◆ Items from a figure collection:
━━━━━━━━
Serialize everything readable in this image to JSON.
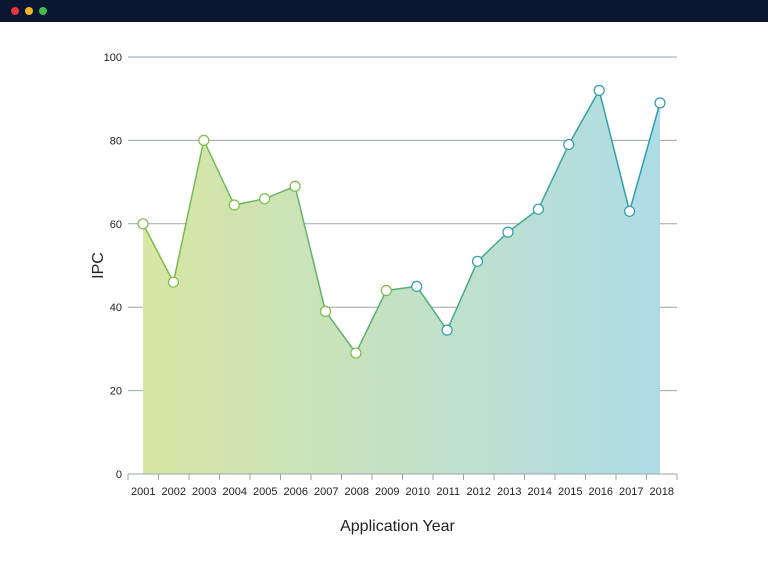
{
  "window": {
    "controls": [
      "close",
      "minimize",
      "maximize"
    ],
    "control_colors": {
      "close": "#e5353b",
      "minimize": "#f1b52c",
      "maximize": "#3dbf4e"
    },
    "titlebar_color": "#0b1631"
  },
  "chart_data": {
    "type": "area",
    "title": "",
    "xlabel": "Application Year",
    "ylabel": "IPC",
    "categories": [
      "2001",
      "2002",
      "2003",
      "2004",
      "2005",
      "2006",
      "2007",
      "2008",
      "2009",
      "2010",
      "2011",
      "2012",
      "2013",
      "2014",
      "2015",
      "2016",
      "2017",
      "2018"
    ],
    "series": [
      {
        "values": [
          60,
          46,
          80,
          64.5,
          66,
          69,
          39,
          29,
          44,
          45,
          34.5,
          51,
          58,
          63.5,
          79,
          92,
          63,
          89
        ]
      }
    ],
    "ylim": [
      0,
      100
    ],
    "yticks": [
      0,
      20,
      40,
      60,
      80,
      100
    ],
    "grid": true,
    "legend": "none",
    "colors": {
      "gradient_start": "#d8e6a3",
      "gradient_end": "#aedce6",
      "line_start": "#7bbf45",
      "line_end": "#2a9db0",
      "grid": "#9aa3ab",
      "marker_fill": "#ffffff"
    }
  }
}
━━━━━━━━
◆ WHAT THIS TASK INVOLVES:
Please set down each line of the data above exactly as written, without the pictures.

◆ TASK RESULT:
Serialize everything readable in this image to JSON.
{
  "window": {
    "controls": [
      "close",
      "minimize",
      "maximize"
    ],
    "control_colors": {
      "close": "#e5353b",
      "minimize": "#f1b52c",
      "maximize": "#3dbf4e"
    },
    "titlebar_color": "#0b1631"
  },
  "chart_data": {
    "type": "area",
    "title": "",
    "xlabel": "Application Year",
    "ylabel": "IPC",
    "categories": [
      "2001",
      "2002",
      "2003",
      "2004",
      "2005",
      "2006",
      "2007",
      "2008",
      "2009",
      "2010",
      "2011",
      "2012",
      "2013",
      "2014",
      "2015",
      "2016",
      "2017",
      "2018"
    ],
    "series": [
      {
        "values": [
          60,
          46,
          80,
          64.5,
          66,
          69,
          39,
          29,
          44,
          45,
          34.5,
          51,
          58,
          63.5,
          79,
          92,
          63,
          89
        ]
      }
    ],
    "ylim": [
      0,
      100
    ],
    "yticks": [
      0,
      20,
      40,
      60,
      80,
      100
    ],
    "grid": true,
    "legend": "none",
    "colors": {
      "gradient_start": "#d8e6a3",
      "gradient_end": "#aedce6",
      "line_start": "#7bbf45",
      "line_end": "#2a9db0",
      "grid": "#9aa3ab",
      "marker_fill": "#ffffff"
    }
  }
}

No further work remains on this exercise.